● EXTRACTED MATERIAL:
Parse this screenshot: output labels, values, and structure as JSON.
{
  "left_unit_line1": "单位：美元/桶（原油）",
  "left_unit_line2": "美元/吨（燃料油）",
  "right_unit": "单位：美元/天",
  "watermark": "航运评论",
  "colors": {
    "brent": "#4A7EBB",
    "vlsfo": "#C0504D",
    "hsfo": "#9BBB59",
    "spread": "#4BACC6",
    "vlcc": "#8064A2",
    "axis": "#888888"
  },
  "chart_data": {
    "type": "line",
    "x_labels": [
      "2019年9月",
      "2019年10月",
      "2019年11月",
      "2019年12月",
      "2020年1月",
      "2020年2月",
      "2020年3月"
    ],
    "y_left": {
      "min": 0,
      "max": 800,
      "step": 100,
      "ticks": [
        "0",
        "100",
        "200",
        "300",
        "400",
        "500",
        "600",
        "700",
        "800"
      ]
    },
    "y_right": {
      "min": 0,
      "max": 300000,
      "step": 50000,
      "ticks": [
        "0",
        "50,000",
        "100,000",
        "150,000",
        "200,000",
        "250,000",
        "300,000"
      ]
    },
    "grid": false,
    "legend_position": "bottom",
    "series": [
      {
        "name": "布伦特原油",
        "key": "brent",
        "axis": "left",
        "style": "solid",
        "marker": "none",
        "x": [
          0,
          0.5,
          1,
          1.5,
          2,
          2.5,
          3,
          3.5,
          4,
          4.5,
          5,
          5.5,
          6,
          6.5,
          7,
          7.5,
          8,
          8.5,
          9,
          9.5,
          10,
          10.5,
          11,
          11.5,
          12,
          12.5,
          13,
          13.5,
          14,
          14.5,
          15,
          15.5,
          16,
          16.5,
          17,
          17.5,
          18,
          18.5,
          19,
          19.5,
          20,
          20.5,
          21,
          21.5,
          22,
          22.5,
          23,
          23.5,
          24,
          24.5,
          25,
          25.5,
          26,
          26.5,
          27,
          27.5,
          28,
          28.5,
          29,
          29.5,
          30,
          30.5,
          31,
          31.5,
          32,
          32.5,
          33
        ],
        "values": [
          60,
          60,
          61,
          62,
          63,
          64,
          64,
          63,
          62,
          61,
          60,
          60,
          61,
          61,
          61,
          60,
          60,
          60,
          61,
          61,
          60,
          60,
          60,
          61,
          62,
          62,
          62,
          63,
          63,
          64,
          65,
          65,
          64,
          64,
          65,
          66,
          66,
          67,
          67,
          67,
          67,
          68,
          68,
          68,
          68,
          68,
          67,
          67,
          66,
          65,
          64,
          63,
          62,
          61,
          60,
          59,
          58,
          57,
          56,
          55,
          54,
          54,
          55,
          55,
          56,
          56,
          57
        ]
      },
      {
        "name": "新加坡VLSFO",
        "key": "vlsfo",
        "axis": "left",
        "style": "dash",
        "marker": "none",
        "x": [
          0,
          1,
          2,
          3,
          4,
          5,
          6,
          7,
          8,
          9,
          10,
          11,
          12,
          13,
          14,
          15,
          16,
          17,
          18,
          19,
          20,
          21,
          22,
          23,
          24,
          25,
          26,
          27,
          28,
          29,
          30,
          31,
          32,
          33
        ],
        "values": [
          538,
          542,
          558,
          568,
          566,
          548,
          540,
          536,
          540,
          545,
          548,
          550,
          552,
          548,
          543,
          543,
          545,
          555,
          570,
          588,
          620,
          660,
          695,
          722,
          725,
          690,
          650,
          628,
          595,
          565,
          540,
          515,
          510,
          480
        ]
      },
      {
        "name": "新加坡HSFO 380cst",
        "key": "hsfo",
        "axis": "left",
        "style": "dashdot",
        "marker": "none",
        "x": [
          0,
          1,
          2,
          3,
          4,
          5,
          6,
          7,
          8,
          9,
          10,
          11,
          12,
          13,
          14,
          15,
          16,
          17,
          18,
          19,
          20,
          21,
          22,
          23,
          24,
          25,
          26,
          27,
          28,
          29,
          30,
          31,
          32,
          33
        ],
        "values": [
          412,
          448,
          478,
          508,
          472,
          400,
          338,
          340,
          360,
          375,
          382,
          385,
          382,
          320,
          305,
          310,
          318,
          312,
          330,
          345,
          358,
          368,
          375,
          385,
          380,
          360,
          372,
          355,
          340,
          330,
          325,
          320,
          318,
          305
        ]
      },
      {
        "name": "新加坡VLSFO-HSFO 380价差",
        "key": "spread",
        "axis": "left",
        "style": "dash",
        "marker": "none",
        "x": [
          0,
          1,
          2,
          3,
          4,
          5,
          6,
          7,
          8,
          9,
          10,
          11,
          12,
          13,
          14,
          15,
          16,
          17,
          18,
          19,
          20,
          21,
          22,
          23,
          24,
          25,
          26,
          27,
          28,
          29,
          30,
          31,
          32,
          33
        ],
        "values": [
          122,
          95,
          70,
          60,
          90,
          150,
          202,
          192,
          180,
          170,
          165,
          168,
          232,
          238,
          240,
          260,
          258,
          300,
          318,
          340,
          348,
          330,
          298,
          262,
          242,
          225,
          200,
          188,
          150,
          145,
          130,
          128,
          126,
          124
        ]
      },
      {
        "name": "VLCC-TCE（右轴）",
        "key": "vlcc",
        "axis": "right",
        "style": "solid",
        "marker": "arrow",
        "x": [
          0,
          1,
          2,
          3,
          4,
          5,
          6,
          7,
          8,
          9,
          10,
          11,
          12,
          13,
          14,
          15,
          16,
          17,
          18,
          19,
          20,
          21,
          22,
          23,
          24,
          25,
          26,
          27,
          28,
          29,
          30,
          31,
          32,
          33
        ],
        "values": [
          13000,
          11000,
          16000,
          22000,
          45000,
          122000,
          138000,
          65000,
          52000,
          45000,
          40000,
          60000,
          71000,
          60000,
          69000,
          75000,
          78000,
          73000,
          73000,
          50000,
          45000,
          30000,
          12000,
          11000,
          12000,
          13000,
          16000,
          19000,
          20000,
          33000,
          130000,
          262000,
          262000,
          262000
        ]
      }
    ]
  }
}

● WHAT YOU NEED TO DO:
Go through the records above and set each one down exactly, please.

● OUTPUT BELOW:
Parse this screenshot: output labels, values, and structure as JSON.
{
  "left_unit_line1": "单位：美元/桶（原油）",
  "left_unit_line2": "美元/吨（燃料油）",
  "right_unit": "单位：美元/天",
  "watermark": "航运评论",
  "colors": {
    "brent": "#4A7EBB",
    "vlsfo": "#C0504D",
    "hsfo": "#9BBB59",
    "spread": "#4BACC6",
    "vlcc": "#8064A2",
    "axis": "#888888"
  },
  "chart_data": {
    "type": "line",
    "x_labels": [
      "2019年9月",
      "2019年10月",
      "2019年11月",
      "2019年12月",
      "2020年1月",
      "2020年2月",
      "2020年3月"
    ],
    "y_left": {
      "min": 0,
      "max": 800,
      "step": 100,
      "ticks": [
        "0",
        "100",
        "200",
        "300",
        "400",
        "500",
        "600",
        "700",
        "800"
      ]
    },
    "y_right": {
      "min": 0,
      "max": 300000,
      "step": 50000,
      "ticks": [
        "0",
        "50,000",
        "100,000",
        "150,000",
        "200,000",
        "250,000",
        "300,000"
      ]
    },
    "grid": false,
    "legend_position": "bottom",
    "series": [
      {
        "name": "布伦特原油",
        "key": "brent",
        "axis": "left",
        "style": "solid",
        "marker": "none",
        "x": [
          0,
          0.5,
          1,
          1.5,
          2,
          2.5,
          3,
          3.5,
          4,
          4.5,
          5,
          5.5,
          6,
          6.5,
          7,
          7.5,
          8,
          8.5,
          9,
          9.5,
          10,
          10.5,
          11,
          11.5,
          12,
          12.5,
          13,
          13.5,
          14,
          14.5,
          15,
          15.5,
          16,
          16.5,
          17,
          17.5,
          18,
          18.5,
          19,
          19.5,
          20,
          20.5,
          21,
          21.5,
          22,
          22.5,
          23,
          23.5,
          24,
          24.5,
          25,
          25.5,
          26,
          26.5,
          27,
          27.5,
          28,
          28.5,
          29,
          29.5,
          30,
          30.5,
          31,
          31.5,
          32,
          32.5,
          33
        ],
        "values": [
          60,
          60,
          61,
          62,
          63,
          64,
          64,
          63,
          62,
          61,
          60,
          60,
          61,
          61,
          61,
          60,
          60,
          60,
          61,
          61,
          60,
          60,
          60,
          61,
          62,
          62,
          62,
          63,
          63,
          64,
          65,
          65,
          64,
          64,
          65,
          66,
          66,
          67,
          67,
          67,
          67,
          68,
          68,
          68,
          68,
          68,
          67,
          67,
          66,
          65,
          64,
          63,
          62,
          61,
          60,
          59,
          58,
          57,
          56,
          55,
          54,
          54,
          55,
          55,
          56,
          56,
          57
        ]
      },
      {
        "name": "新加坡VLSFO",
        "key": "vlsfo",
        "axis": "left",
        "style": "dash",
        "marker": "none",
        "x": [
          0,
          1,
          2,
          3,
          4,
          5,
          6,
          7,
          8,
          9,
          10,
          11,
          12,
          13,
          14,
          15,
          16,
          17,
          18,
          19,
          20,
          21,
          22,
          23,
          24,
          25,
          26,
          27,
          28,
          29,
          30,
          31,
          32,
          33
        ],
        "values": [
          538,
          542,
          558,
          568,
          566,
          548,
          540,
          536,
          540,
          545,
          548,
          550,
          552,
          548,
          543,
          543,
          545,
          555,
          570,
          588,
          620,
          660,
          695,
          722,
          725,
          690,
          650,
          628,
          595,
          565,
          540,
          515,
          510,
          480
        ]
      },
      {
        "name": "新加坡HSFO 380cst",
        "key": "hsfo",
        "axis": "left",
        "style": "dashdot",
        "marker": "none",
        "x": [
          0,
          1,
          2,
          3,
          4,
          5,
          6,
          7,
          8,
          9,
          10,
          11,
          12,
          13,
          14,
          15,
          16,
          17,
          18,
          19,
          20,
          21,
          22,
          23,
          24,
          25,
          26,
          27,
          28,
          29,
          30,
          31,
          32,
          33
        ],
        "values": [
          412,
          448,
          478,
          508,
          472,
          400,
          338,
          340,
          360,
          375,
          382,
          385,
          382,
          320,
          305,
          310,
          318,
          312,
          330,
          345,
          358,
          368,
          375,
          385,
          380,
          360,
          372,
          355,
          340,
          330,
          325,
          320,
          318,
          305
        ]
      },
      {
        "name": "新加坡VLSFO-HSFO 380价差",
        "key": "spread",
        "axis": "left",
        "style": "dash",
        "marker": "none",
        "x": [
          0,
          1,
          2,
          3,
          4,
          5,
          6,
          7,
          8,
          9,
          10,
          11,
          12,
          13,
          14,
          15,
          16,
          17,
          18,
          19,
          20,
          21,
          22,
          23,
          24,
          25,
          26,
          27,
          28,
          29,
          30,
          31,
          32,
          33
        ],
        "values": [
          122,
          95,
          70,
          60,
          90,
          150,
          202,
          192,
          180,
          170,
          165,
          168,
          232,
          238,
          240,
          260,
          258,
          300,
          318,
          340,
          348,
          330,
          298,
          262,
          242,
          225,
          200,
          188,
          150,
          145,
          130,
          128,
          126,
          124
        ]
      },
      {
        "name": "VLCC-TCE（右轴）",
        "key": "vlcc",
        "axis": "right",
        "style": "solid",
        "marker": "arrow",
        "x": [
          0,
          1,
          2,
          3,
          4,
          5,
          6,
          7,
          8,
          9,
          10,
          11,
          12,
          13,
          14,
          15,
          16,
          17,
          18,
          19,
          20,
          21,
          22,
          23,
          24,
          25,
          26,
          27,
          28,
          29,
          30,
          31,
          32,
          33
        ],
        "values": [
          13000,
          11000,
          16000,
          22000,
          45000,
          122000,
          138000,
          65000,
          52000,
          45000,
          40000,
          60000,
          71000,
          60000,
          69000,
          75000,
          78000,
          73000,
          73000,
          50000,
          45000,
          30000,
          12000,
          11000,
          12000,
          13000,
          16000,
          19000,
          20000,
          33000,
          130000,
          262000,
          262000,
          262000
        ]
      }
    ]
  }
}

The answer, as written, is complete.